§ WHAT THE EXERCISE ASKS
From the entries below, copy every line where the string "plus" appears.

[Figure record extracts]
-=-=-
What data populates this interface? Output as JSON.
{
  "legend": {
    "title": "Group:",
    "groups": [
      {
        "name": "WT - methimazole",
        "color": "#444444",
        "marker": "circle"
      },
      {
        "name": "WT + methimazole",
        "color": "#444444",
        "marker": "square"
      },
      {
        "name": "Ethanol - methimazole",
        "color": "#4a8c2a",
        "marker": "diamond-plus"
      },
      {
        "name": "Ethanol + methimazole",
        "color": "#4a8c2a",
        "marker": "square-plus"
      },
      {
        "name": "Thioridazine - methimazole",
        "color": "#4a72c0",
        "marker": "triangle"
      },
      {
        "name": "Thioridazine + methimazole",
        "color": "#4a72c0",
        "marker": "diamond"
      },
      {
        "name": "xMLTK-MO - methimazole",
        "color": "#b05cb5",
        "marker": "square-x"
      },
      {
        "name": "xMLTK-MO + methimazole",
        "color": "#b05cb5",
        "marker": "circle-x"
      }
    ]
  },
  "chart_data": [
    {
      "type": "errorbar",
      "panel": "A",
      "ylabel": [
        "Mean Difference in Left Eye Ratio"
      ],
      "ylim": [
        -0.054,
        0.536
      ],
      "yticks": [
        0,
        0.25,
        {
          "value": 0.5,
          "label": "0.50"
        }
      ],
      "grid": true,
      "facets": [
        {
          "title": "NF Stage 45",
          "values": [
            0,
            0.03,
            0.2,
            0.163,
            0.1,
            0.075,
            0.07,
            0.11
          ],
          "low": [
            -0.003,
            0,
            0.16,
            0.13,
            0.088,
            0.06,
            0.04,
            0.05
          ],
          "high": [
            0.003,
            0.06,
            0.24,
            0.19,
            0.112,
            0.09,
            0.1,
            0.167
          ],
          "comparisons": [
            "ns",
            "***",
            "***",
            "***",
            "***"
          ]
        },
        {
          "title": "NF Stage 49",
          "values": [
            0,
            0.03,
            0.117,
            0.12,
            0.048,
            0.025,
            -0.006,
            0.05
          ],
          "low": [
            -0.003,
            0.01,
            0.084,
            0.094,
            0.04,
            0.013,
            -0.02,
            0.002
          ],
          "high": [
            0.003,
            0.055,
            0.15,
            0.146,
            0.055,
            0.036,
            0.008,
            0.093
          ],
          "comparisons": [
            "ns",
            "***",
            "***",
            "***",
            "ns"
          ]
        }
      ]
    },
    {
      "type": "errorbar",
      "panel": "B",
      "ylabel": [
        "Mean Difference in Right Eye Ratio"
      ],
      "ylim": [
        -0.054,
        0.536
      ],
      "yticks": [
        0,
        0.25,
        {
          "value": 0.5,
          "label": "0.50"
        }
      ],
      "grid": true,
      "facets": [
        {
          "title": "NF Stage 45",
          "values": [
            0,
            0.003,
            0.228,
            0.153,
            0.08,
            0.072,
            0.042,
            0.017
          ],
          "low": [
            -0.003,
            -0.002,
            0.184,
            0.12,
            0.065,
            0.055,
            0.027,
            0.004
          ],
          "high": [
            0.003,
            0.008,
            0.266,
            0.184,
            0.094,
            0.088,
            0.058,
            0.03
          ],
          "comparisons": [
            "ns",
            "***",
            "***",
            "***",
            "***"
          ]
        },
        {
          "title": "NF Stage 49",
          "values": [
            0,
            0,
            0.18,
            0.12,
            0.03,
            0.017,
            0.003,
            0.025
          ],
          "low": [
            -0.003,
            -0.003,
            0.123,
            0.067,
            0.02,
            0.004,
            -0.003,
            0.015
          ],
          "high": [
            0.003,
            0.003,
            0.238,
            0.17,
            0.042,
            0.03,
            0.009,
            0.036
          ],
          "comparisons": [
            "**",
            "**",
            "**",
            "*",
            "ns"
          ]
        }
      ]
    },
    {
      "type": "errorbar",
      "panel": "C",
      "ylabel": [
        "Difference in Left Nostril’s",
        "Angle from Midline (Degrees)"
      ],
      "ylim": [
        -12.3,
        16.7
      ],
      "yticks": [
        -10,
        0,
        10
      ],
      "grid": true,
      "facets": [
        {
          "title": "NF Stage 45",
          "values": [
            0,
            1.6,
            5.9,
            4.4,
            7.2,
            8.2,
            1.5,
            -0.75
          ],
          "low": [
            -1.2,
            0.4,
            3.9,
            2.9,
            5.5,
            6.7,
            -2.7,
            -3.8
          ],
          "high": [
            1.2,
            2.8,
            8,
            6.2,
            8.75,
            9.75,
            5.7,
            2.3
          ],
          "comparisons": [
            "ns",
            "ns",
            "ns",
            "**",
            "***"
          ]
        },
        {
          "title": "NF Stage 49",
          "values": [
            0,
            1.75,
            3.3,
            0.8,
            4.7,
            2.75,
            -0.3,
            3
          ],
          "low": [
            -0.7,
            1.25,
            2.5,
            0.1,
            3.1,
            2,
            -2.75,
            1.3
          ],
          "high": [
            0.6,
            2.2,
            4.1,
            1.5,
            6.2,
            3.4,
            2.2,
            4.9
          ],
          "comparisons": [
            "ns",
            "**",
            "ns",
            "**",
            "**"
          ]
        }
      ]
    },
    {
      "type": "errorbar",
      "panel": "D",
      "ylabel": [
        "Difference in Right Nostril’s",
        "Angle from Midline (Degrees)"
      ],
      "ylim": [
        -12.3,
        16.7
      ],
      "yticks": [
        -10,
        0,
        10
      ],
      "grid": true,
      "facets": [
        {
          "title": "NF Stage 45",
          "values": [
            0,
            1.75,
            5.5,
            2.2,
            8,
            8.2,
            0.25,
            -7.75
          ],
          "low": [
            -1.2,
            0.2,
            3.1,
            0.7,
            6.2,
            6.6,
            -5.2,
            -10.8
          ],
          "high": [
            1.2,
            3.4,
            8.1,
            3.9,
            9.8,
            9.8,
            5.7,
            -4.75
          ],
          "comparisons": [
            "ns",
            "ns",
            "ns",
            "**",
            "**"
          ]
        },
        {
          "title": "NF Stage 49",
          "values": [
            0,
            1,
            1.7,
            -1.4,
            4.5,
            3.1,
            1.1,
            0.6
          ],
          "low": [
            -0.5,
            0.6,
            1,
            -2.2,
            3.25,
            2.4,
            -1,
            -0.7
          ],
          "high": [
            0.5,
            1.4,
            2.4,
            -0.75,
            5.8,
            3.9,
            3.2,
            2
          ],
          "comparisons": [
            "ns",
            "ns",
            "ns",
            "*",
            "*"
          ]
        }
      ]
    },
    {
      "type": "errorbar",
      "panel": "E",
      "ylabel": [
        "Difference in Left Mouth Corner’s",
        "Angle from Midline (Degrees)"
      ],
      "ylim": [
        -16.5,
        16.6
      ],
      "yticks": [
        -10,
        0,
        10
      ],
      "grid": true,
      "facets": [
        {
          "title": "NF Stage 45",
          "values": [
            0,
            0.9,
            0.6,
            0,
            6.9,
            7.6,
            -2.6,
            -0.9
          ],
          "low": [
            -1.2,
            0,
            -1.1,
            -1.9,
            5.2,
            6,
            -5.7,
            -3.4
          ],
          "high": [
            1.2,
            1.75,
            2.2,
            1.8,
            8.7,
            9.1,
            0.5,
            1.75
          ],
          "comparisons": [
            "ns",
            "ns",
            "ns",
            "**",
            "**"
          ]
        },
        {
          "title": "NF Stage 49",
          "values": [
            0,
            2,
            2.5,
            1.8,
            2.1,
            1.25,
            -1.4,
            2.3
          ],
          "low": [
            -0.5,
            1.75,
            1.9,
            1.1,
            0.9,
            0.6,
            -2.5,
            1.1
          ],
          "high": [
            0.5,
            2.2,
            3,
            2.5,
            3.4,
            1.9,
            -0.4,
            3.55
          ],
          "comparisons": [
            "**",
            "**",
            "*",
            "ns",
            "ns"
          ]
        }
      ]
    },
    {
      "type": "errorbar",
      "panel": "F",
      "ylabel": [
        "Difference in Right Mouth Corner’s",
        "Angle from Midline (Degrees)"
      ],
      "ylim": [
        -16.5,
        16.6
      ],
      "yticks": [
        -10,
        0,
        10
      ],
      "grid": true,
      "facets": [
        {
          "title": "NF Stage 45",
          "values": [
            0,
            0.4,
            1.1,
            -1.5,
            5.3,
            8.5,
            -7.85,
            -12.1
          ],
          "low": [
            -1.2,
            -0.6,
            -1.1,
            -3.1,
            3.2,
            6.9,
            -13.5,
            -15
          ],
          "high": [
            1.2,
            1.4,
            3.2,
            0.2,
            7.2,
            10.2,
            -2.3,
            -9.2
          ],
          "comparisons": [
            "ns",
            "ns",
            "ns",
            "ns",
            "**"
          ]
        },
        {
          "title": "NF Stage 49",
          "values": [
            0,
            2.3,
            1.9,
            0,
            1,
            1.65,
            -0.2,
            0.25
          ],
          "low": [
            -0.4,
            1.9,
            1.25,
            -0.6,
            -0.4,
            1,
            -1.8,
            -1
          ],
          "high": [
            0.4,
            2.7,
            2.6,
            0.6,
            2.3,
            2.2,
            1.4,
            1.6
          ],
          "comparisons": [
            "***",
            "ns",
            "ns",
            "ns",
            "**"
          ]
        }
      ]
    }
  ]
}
-=-=-
§ IN RESPONSE
        "marker": "diamond-plus"
        "marker": "square-plus"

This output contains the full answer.